Your answer should be a single number: the count of lines that include the word "icon".

Dataset records:
>> START

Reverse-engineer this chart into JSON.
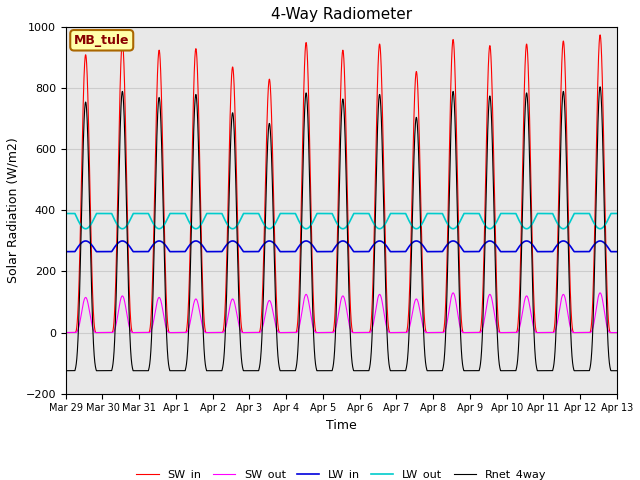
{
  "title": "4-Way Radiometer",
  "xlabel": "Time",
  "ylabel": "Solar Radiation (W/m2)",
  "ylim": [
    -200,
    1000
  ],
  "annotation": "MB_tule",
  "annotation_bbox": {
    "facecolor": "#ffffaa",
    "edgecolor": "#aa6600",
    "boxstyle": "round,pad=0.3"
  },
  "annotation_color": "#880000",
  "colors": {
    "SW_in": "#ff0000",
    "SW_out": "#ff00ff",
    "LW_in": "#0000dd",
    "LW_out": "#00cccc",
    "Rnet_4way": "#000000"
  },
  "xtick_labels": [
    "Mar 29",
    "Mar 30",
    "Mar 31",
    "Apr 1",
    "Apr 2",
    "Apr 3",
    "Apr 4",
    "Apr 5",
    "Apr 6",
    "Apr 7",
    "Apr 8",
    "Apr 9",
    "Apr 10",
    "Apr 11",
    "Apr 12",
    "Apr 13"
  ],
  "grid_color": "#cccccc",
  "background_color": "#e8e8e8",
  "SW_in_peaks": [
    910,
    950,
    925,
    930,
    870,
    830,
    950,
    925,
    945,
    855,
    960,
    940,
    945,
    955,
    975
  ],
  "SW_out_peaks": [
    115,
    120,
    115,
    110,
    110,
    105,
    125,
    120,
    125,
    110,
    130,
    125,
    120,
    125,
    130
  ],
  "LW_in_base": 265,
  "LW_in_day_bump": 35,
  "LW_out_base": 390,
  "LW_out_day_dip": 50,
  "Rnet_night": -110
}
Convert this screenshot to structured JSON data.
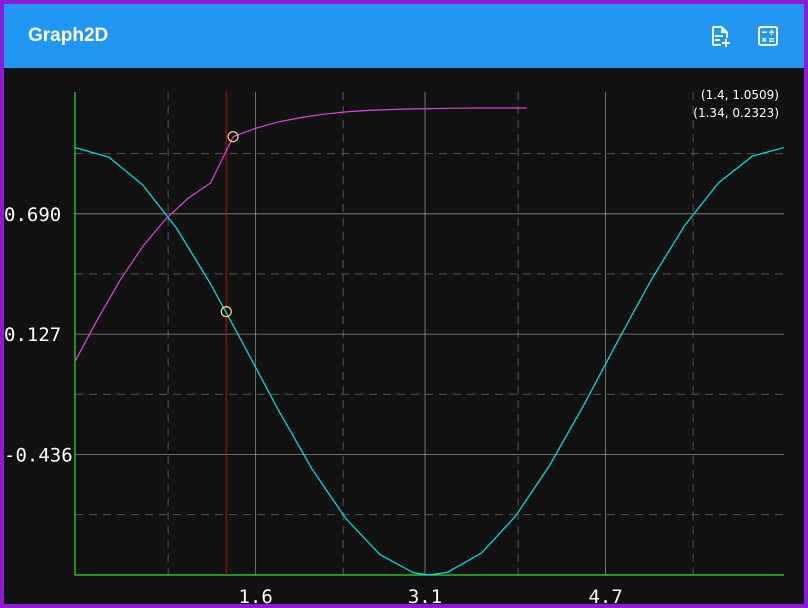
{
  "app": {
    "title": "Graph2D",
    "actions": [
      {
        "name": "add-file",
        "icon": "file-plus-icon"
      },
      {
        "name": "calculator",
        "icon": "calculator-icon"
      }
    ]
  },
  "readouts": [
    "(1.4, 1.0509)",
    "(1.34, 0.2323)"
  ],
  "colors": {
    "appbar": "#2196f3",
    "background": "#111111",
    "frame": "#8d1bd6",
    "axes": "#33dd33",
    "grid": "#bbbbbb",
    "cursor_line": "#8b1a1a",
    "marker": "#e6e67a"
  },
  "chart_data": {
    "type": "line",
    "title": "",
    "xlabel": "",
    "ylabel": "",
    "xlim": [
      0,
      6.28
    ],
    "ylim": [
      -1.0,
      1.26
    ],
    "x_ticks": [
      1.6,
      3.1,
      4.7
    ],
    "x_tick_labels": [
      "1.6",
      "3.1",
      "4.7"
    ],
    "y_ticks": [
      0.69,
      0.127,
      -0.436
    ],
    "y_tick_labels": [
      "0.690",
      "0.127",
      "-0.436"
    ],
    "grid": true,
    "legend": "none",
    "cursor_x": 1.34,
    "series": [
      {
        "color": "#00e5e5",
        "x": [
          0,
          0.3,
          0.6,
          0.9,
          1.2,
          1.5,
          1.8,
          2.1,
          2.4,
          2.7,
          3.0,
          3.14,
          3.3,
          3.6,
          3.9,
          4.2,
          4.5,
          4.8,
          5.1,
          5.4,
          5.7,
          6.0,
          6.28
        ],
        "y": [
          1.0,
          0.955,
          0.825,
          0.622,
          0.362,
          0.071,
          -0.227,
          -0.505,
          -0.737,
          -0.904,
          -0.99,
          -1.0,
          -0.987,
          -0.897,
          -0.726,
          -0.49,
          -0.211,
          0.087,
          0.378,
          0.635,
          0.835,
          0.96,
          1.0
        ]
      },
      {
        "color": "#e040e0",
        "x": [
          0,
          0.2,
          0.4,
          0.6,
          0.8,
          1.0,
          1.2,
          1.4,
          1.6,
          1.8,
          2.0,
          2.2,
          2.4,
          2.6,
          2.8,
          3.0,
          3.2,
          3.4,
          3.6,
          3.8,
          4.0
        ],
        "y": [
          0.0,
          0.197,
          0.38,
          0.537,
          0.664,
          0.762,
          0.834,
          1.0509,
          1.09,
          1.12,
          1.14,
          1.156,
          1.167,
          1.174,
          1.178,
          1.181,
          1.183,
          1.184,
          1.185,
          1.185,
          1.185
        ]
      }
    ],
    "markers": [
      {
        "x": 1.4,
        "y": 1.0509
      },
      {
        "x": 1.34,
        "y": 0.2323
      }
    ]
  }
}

>> END

**Exercise output:** 2